### Set problem
Drop the images; return everything else in the listing below exactly.

### Items
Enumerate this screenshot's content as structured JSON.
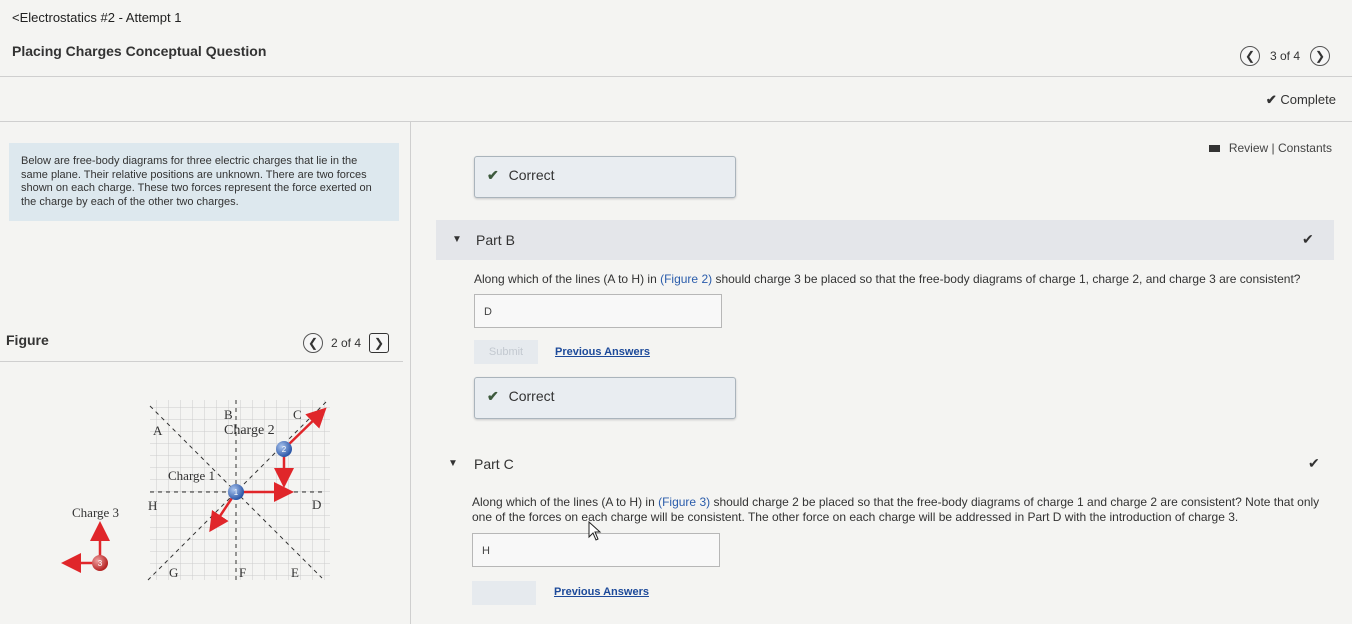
{
  "header": {
    "breadcrumb": "<Electrostatics #2 - Attempt 1",
    "title": "Placing Charges Conceptual Question",
    "pager": {
      "text": "3 of 4"
    },
    "status": "Complete",
    "review_links": "Review | Constants"
  },
  "intro": {
    "text": "Below are free-body diagrams for three electric charges that lie in the same plane. Their relative positions are unknown. There are two forces shown on each charge. These two forces represent the force exerted on the charge by each of the other two charges."
  },
  "figure": {
    "label": "Figure",
    "pager": "2 of 4",
    "line_labels": {
      "a": "A",
      "b": "B",
      "c": "C",
      "d": "D",
      "e": "E",
      "f": "F",
      "g": "G",
      "h": "H"
    },
    "charge1_label": "Charge 1",
    "charge2_label": "Charge 2",
    "charge3_label": "Charge 3",
    "charge1_num": "1",
    "charge2_num": "2",
    "charge3_num": "3"
  },
  "partA": {
    "feedback": "Correct"
  },
  "partB": {
    "title": "Part B",
    "question_pre": "Along which of the lines (A to H) in ",
    "figure_link": "(Figure 2)",
    "question_post": " should charge 3 be placed so that the free-body diagrams of charge 1, charge 2, and charge 3 are consistent?",
    "answer": "D",
    "submit_label": "Submit",
    "previous_answers": "Previous Answers",
    "feedback": "Correct"
  },
  "partC": {
    "title": "Part C",
    "question_pre": "Along which of the lines (A to H) in ",
    "figure_link": "(Figure 3)",
    "question_post": " should charge 2 be placed so that the free-body diagrams of charge 1 and charge 2 are consistent? Note that only one of the forces on each charge will be consistent. The other force on each charge will be addressed in Part D with the introduction of charge 3.",
    "answer": "H",
    "previous_answers": "Previous Answers"
  },
  "colors": {
    "force_arrow": "#e0262a",
    "charge_blue": "#4a7ac8",
    "charge_red": "#d23a3a",
    "link": "#2a5cab"
  }
}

### Exercise solution
Enumerate this screenshot's content as structured JSON.
{
  "header": {
    "breadcrumb": "<Electrostatics #2 - Attempt 1",
    "title": "Placing Charges Conceptual Question",
    "pager": {
      "text": "3 of 4"
    },
    "status": "Complete",
    "review_links": "Review | Constants"
  },
  "intro": {
    "text": "Below are free-body diagrams for three electric charges that lie in the same plane. Their relative positions are unknown. There are two forces shown on each charge. These two forces represent the force exerted on the charge by each of the other two charges."
  },
  "figure": {
    "label": "Figure",
    "pager": "2 of 4",
    "line_labels": {
      "a": "A",
      "b": "B",
      "c": "C",
      "d": "D",
      "e": "E",
      "f": "F",
      "g": "G",
      "h": "H"
    },
    "charge1_label": "Charge 1",
    "charge2_label": "Charge 2",
    "charge3_label": "Charge 3",
    "charge1_num": "1",
    "charge2_num": "2",
    "charge3_num": "3"
  },
  "partA": {
    "feedback": "Correct"
  },
  "partB": {
    "title": "Part B",
    "question_pre": "Along which of the lines (A to H) in ",
    "figure_link": "(Figure 2)",
    "question_post": " should charge 3 be placed so that the free-body diagrams of charge 1, charge 2, and charge 3 are consistent?",
    "answer": "D",
    "submit_label": "Submit",
    "previous_answers": "Previous Answers",
    "feedback": "Correct"
  },
  "partC": {
    "title": "Part C",
    "question_pre": "Along which of the lines (A to H) in ",
    "figure_link": "(Figure 3)",
    "question_post": " should charge 2 be placed so that the free-body diagrams of charge 1 and charge 2 are consistent? Note that only one of the forces on each charge will be consistent. The other force on each charge will be addressed in Part D with the introduction of charge 3.",
    "answer": "H",
    "previous_answers": "Previous Answers"
  },
  "colors": {
    "force_arrow": "#e0262a",
    "charge_blue": "#4a7ac8",
    "charge_red": "#d23a3a",
    "link": "#2a5cab"
  }
}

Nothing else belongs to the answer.